The problem: Find every line with "Norwegian" in it, then report how many there are and nothing more.

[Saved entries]
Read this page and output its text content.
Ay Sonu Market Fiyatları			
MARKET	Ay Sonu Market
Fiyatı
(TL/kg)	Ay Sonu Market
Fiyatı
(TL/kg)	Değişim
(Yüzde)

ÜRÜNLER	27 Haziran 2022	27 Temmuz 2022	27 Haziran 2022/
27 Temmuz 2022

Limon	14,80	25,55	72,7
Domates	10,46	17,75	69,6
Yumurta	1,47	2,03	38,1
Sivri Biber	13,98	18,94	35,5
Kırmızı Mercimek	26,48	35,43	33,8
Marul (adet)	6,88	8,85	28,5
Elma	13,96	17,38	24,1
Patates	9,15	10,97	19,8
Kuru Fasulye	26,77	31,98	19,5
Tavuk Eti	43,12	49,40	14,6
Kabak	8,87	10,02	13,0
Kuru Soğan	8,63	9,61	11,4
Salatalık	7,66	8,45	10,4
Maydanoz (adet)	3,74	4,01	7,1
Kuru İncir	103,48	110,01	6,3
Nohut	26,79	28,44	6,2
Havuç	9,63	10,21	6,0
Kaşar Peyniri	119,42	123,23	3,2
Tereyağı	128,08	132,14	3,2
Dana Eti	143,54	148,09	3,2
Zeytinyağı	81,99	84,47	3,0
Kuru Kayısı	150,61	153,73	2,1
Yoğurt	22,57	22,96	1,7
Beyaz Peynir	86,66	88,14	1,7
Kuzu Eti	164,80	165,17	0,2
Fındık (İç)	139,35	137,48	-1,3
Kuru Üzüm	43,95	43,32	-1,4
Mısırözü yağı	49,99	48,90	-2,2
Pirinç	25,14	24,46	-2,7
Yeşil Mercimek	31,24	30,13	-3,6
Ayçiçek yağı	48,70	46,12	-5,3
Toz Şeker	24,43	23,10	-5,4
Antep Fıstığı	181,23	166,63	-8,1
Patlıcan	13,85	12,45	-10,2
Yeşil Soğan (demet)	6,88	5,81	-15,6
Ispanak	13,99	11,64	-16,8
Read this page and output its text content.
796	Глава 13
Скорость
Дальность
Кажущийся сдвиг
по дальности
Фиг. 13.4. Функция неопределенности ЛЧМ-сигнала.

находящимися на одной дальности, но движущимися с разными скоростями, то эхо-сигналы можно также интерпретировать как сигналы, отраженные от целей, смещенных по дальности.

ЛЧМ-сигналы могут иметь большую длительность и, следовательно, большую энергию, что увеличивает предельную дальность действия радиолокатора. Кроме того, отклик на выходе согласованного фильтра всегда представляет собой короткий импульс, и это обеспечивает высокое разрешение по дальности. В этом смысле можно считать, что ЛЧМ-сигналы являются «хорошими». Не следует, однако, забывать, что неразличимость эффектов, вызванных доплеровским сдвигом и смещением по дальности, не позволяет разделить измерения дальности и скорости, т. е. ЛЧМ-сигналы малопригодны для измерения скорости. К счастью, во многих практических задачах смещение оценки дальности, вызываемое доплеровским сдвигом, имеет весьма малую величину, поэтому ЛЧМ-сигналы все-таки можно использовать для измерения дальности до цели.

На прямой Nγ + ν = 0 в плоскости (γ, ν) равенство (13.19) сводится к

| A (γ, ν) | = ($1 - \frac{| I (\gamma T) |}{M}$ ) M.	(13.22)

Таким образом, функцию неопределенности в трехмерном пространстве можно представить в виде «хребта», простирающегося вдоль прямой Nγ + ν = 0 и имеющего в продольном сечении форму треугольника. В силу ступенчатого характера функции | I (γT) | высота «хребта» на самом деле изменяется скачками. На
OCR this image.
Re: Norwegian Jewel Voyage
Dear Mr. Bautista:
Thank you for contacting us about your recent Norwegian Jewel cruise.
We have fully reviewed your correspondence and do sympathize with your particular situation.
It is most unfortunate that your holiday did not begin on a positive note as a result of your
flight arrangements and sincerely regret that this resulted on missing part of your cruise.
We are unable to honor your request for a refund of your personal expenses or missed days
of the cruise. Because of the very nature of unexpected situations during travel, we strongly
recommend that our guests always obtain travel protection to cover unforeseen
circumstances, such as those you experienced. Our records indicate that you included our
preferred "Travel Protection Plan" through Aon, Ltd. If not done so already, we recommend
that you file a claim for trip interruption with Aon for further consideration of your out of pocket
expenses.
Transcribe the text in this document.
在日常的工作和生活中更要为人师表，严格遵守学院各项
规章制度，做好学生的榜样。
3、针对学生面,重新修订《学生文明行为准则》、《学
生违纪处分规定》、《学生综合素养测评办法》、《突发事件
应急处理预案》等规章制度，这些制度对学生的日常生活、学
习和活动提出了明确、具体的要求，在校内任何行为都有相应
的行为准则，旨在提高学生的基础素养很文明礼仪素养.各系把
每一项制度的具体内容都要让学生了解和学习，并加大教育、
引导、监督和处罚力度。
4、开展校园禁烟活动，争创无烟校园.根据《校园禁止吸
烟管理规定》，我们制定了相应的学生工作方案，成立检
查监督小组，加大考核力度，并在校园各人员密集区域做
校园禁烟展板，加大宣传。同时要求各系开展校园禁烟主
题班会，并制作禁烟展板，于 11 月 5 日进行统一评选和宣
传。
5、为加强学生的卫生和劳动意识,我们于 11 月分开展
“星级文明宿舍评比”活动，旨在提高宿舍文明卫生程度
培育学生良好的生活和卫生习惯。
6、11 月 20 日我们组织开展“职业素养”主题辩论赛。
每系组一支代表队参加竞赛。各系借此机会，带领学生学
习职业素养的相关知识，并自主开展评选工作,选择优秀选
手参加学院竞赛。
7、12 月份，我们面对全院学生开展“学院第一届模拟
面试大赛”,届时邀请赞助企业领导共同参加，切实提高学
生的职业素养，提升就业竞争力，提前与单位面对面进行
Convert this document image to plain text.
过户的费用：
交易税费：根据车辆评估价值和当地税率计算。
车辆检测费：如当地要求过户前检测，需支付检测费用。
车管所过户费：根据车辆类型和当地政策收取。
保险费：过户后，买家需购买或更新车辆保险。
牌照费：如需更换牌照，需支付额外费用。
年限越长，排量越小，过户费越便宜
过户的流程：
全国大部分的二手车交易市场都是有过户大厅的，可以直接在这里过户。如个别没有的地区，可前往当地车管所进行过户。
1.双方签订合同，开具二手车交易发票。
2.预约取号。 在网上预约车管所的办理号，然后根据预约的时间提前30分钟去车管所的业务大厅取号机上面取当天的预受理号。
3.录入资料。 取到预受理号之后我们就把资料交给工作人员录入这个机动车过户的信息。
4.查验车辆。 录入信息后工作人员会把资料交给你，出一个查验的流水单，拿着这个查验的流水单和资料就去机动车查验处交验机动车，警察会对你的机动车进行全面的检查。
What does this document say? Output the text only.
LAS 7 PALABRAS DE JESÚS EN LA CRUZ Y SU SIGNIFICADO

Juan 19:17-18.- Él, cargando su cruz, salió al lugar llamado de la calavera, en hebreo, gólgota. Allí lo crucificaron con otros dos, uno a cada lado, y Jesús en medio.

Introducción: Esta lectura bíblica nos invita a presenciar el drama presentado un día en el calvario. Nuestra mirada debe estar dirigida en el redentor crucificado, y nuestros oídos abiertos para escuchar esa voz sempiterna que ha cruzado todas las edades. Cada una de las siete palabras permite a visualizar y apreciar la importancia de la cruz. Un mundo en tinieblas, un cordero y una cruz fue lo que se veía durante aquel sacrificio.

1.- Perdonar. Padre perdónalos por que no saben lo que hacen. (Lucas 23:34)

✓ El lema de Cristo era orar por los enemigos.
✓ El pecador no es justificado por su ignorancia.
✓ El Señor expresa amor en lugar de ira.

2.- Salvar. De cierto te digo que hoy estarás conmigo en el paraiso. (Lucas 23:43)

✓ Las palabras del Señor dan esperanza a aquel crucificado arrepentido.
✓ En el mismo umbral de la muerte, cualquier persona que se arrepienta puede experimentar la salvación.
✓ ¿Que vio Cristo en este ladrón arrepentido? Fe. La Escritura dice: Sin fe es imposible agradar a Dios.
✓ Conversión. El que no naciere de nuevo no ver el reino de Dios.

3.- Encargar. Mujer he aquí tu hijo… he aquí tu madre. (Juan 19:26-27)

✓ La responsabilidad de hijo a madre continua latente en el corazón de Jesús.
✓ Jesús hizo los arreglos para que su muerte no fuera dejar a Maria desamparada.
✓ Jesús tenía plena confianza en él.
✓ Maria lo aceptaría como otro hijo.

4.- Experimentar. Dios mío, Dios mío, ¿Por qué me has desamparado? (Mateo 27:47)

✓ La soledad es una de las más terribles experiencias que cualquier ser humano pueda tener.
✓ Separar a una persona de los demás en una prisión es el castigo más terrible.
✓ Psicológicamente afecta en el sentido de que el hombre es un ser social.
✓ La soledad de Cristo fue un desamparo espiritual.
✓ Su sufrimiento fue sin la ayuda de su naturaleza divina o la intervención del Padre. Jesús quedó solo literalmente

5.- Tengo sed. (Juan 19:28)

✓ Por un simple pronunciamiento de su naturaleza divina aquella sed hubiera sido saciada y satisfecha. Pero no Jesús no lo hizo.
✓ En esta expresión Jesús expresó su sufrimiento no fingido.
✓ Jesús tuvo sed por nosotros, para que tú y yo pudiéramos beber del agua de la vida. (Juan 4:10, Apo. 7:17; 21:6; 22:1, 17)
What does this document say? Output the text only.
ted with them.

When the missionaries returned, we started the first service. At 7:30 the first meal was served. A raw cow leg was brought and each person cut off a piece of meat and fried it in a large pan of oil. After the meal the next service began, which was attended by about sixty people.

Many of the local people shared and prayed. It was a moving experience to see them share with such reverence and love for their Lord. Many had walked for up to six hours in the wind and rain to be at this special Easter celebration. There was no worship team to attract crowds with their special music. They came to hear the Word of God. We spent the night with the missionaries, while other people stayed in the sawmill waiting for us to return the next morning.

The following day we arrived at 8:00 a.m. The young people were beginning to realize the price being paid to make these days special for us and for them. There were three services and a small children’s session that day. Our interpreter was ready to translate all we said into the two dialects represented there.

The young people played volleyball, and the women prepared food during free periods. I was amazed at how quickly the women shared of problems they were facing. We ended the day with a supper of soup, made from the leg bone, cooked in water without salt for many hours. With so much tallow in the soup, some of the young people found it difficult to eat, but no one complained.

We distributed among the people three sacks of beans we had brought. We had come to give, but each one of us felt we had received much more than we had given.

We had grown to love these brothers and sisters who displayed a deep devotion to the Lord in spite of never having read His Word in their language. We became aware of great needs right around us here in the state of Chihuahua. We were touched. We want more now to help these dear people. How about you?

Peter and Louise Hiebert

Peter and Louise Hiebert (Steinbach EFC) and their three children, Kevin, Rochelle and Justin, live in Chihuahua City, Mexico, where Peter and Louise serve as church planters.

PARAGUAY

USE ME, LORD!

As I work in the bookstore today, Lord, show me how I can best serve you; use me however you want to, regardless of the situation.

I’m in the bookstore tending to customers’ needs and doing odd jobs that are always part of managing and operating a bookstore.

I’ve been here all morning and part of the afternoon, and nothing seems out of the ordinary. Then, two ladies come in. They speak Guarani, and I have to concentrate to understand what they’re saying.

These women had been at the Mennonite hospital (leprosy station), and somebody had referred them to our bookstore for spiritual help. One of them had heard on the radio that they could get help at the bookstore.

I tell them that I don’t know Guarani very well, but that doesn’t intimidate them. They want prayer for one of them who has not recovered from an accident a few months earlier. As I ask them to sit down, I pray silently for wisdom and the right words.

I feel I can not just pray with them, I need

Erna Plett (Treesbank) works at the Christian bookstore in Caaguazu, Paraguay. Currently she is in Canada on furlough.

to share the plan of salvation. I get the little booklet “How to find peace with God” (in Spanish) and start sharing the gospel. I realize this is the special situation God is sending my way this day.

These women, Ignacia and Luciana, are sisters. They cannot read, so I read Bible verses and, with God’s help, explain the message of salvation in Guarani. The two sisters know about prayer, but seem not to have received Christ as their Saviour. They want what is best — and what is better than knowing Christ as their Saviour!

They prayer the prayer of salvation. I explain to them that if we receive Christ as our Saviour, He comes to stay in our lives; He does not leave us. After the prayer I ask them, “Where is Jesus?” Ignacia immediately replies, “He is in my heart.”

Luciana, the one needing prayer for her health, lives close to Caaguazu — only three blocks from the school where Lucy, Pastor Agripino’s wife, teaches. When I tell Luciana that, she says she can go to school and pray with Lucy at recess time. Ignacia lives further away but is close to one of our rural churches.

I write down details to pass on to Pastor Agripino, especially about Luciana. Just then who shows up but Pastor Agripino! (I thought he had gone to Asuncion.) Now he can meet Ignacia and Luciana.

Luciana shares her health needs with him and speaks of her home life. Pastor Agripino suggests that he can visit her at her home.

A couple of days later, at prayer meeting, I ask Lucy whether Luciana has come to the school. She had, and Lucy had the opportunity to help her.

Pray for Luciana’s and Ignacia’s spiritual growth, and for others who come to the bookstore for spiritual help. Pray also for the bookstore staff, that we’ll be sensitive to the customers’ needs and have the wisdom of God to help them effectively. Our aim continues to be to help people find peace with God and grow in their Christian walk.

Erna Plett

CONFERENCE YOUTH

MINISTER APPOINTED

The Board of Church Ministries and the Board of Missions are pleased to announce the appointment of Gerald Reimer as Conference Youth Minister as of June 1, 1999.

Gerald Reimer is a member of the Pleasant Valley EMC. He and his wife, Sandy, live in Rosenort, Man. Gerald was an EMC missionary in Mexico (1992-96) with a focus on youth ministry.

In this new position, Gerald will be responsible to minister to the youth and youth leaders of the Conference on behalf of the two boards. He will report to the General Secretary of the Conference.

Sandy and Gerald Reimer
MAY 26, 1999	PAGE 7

Answer for the task: 2